Exercise input:

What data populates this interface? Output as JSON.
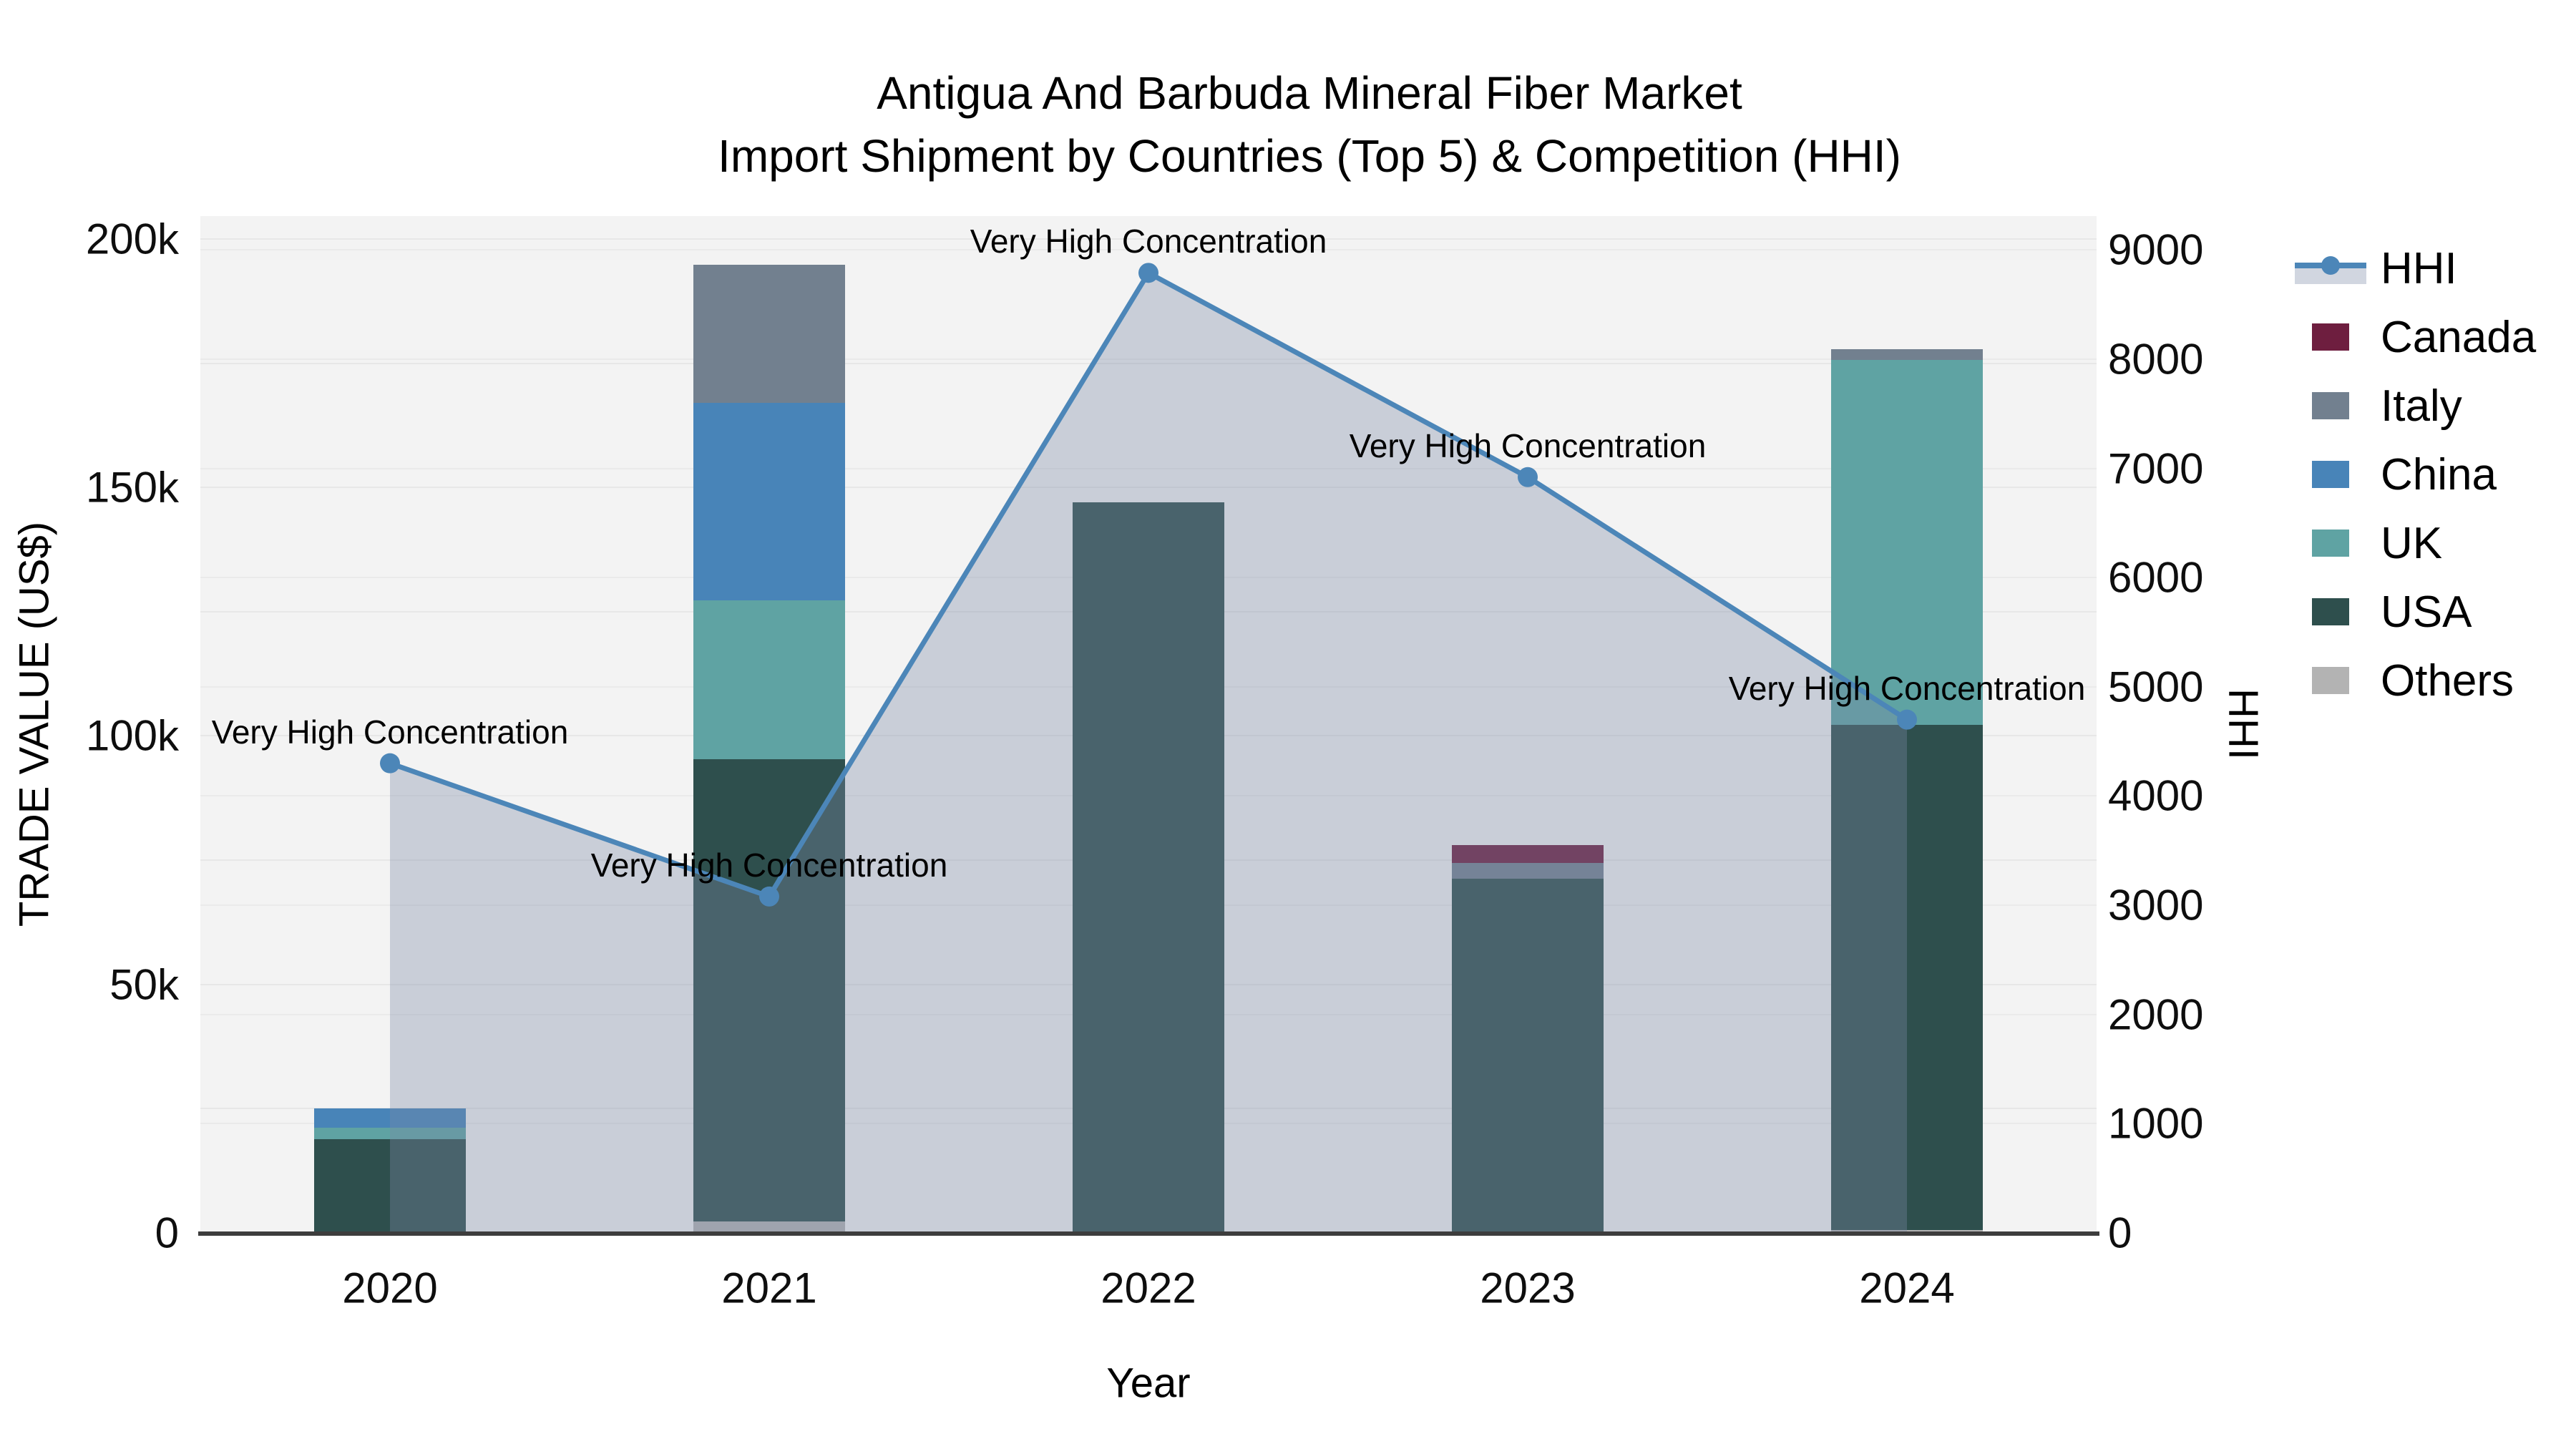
{
  "title": {
    "line1": "Antigua And Barbuda Mineral Fiber Market",
    "line2": "Import Shipment by Countries (Top 5) & Competition (HHI)"
  },
  "axes": {
    "x_title": "Year",
    "y_left_title": "TRADE VALUE (US$)",
    "y_right_title": "HHI"
  },
  "colors": {
    "plot_bg": "#f3f3f3",
    "grid": "#e7e7e7",
    "axis_line": "#3d3d3d",
    "hhi_line": "#4c86b8",
    "hhi_area": "rgba(124,138,166,0.35)"
  },
  "legend": {
    "order": [
      "HHI",
      "Canada",
      "Italy",
      "China",
      "UK",
      "USA",
      "Others"
    ]
  },
  "chart_data": {
    "type": "bar+line",
    "title": "Antigua And Barbuda Mineral Fiber Market — Import Shipment by Countries (Top 5) & Competition (HHI)",
    "x": [
      "2020",
      "2021",
      "2022",
      "2023",
      "2024"
    ],
    "xlabel": "Year",
    "ylabel_left": "TRADE VALUE (US$)",
    "ylabel_right": "HHI",
    "ylim_left": [
      0,
      204600
    ],
    "ylim_right": [
      0,
      9310
    ],
    "y_left_ticks": [
      {
        "v": 0,
        "label": "0"
      },
      {
        "v": 50000,
        "label": "50k"
      },
      {
        "v": 100000,
        "label": "100k"
      },
      {
        "v": 150000,
        "label": "150k"
      },
      {
        "v": 200000,
        "label": "200k"
      }
    ],
    "y_right_ticks": [
      {
        "v": 0,
        "label": "0"
      },
      {
        "v": 1000,
        "label": "1000"
      },
      {
        "v": 2000,
        "label": "2000"
      },
      {
        "v": 3000,
        "label": "3000"
      },
      {
        "v": 4000,
        "label": "4000"
      },
      {
        "v": 5000,
        "label": "5000"
      },
      {
        "v": 6000,
        "label": "6000"
      },
      {
        "v": 7000,
        "label": "7000"
      },
      {
        "v": 8000,
        "label": "8000"
      },
      {
        "v": 9000,
        "label": "9000"
      }
    ],
    "grid_left_step": 25000,
    "grid_right_step": 1000,
    "bar_width_frac": 0.08,
    "series": [
      {
        "name": "Canada",
        "color": "#6e1e3f",
        "values": [
          0,
          0,
          0,
          3600,
          0
        ]
      },
      {
        "name": "Italy",
        "color": "#72808f",
        "values": [
          0,
          27800,
          0,
          3100,
          2200
        ]
      },
      {
        "name": "China",
        "color": "#4884b8",
        "values": [
          4000,
          39700,
          0,
          0,
          0
        ]
      },
      {
        "name": "UK",
        "color": "#5fa3a3",
        "values": [
          2200,
          32000,
          0,
          0,
          73400
        ]
      },
      {
        "name": "USA",
        "color": "#2e4f4d",
        "values": [
          18900,
          93000,
          147000,
          71300,
          101600
        ]
      },
      {
        "name": "Others",
        "color": "#b3b3b3",
        "values": [
          0,
          2300,
          0,
          0,
          600
        ]
      }
    ],
    "stack_bottom_to_top": [
      "Others",
      "USA",
      "UK",
      "China",
      "Italy",
      "Canada"
    ],
    "hhi_line": {
      "name": "HHI",
      "color": "#4c86b8",
      "area_fill": "rgba(124,138,166,0.35)",
      "values": [
        4300,
        3080,
        8790,
        6920,
        4700
      ]
    },
    "annotations": [
      {
        "x": "2020",
        "text": "Very High Concentration"
      },
      {
        "x": "2021",
        "text": "Very High Concentration"
      },
      {
        "x": "2022",
        "text": "Very High Concentration"
      },
      {
        "x": "2023",
        "text": "Very High Concentration"
      },
      {
        "x": "2024",
        "text": "Very High Concentration"
      }
    ]
  }
}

The request: Exclude the pictures and repeat every other part of the records word for word.

Output of the task:
What data populates this interface? Output as JSON.
{
  "title": {
    "line1": "Antigua And Barbuda Mineral Fiber Market",
    "line2": "Import Shipment by Countries (Top 5) & Competition (HHI)"
  },
  "axes": {
    "x_title": "Year",
    "y_left_title": "TRADE VALUE (US$)",
    "y_right_title": "HHI"
  },
  "colors": {
    "plot_bg": "#f3f3f3",
    "grid": "#e7e7e7",
    "axis_line": "#3d3d3d",
    "hhi_line": "#4c86b8",
    "hhi_area": "rgba(124,138,166,0.35)"
  },
  "legend": {
    "order": [
      "HHI",
      "Canada",
      "Italy",
      "China",
      "UK",
      "USA",
      "Others"
    ]
  },
  "chart_data": {
    "type": "bar+line",
    "title": "Antigua And Barbuda Mineral Fiber Market — Import Shipment by Countries (Top 5) & Competition (HHI)",
    "x": [
      "2020",
      "2021",
      "2022",
      "2023",
      "2024"
    ],
    "xlabel": "Year",
    "ylabel_left": "TRADE VALUE (US$)",
    "ylabel_right": "HHI",
    "ylim_left": [
      0,
      204600
    ],
    "ylim_right": [
      0,
      9310
    ],
    "y_left_ticks": [
      {
        "v": 0,
        "label": "0"
      },
      {
        "v": 50000,
        "label": "50k"
      },
      {
        "v": 100000,
        "label": "100k"
      },
      {
        "v": 150000,
        "label": "150k"
      },
      {
        "v": 200000,
        "label": "200k"
      }
    ],
    "y_right_ticks": [
      {
        "v": 0,
        "label": "0"
      },
      {
        "v": 1000,
        "label": "1000"
      },
      {
        "v": 2000,
        "label": "2000"
      },
      {
        "v": 3000,
        "label": "3000"
      },
      {
        "v": 4000,
        "label": "4000"
      },
      {
        "v": 5000,
        "label": "5000"
      },
      {
        "v": 6000,
        "label": "6000"
      },
      {
        "v": 7000,
        "label": "7000"
      },
      {
        "v": 8000,
        "label": "8000"
      },
      {
        "v": 9000,
        "label": "9000"
      }
    ],
    "grid_left_step": 25000,
    "grid_right_step": 1000,
    "bar_width_frac": 0.08,
    "series": [
      {
        "name": "Canada",
        "color": "#6e1e3f",
        "values": [
          0,
          0,
          0,
          3600,
          0
        ]
      },
      {
        "name": "Italy",
        "color": "#72808f",
        "values": [
          0,
          27800,
          0,
          3100,
          2200
        ]
      },
      {
        "name": "China",
        "color": "#4884b8",
        "values": [
          4000,
          39700,
          0,
          0,
          0
        ]
      },
      {
        "name": "UK",
        "color": "#5fa3a3",
        "values": [
          2200,
          32000,
          0,
          0,
          73400
        ]
      },
      {
        "name": "USA",
        "color": "#2e4f4d",
        "values": [
          18900,
          93000,
          147000,
          71300,
          101600
        ]
      },
      {
        "name": "Others",
        "color": "#b3b3b3",
        "values": [
          0,
          2300,
          0,
          0,
          600
        ]
      }
    ],
    "stack_bottom_to_top": [
      "Others",
      "USA",
      "UK",
      "China",
      "Italy",
      "Canada"
    ],
    "hhi_line": {
      "name": "HHI",
      "color": "#4c86b8",
      "area_fill": "rgba(124,138,166,0.35)",
      "values": [
        4300,
        3080,
        8790,
        6920,
        4700
      ]
    },
    "annotations": [
      {
        "x": "2020",
        "text": "Very High Concentration"
      },
      {
        "x": "2021",
        "text": "Very High Concentration"
      },
      {
        "x": "2022",
        "text": "Very High Concentration"
      },
      {
        "x": "2023",
        "text": "Very High Concentration"
      },
      {
        "x": "2024",
        "text": "Very High Concentration"
      }
    ]
  }
}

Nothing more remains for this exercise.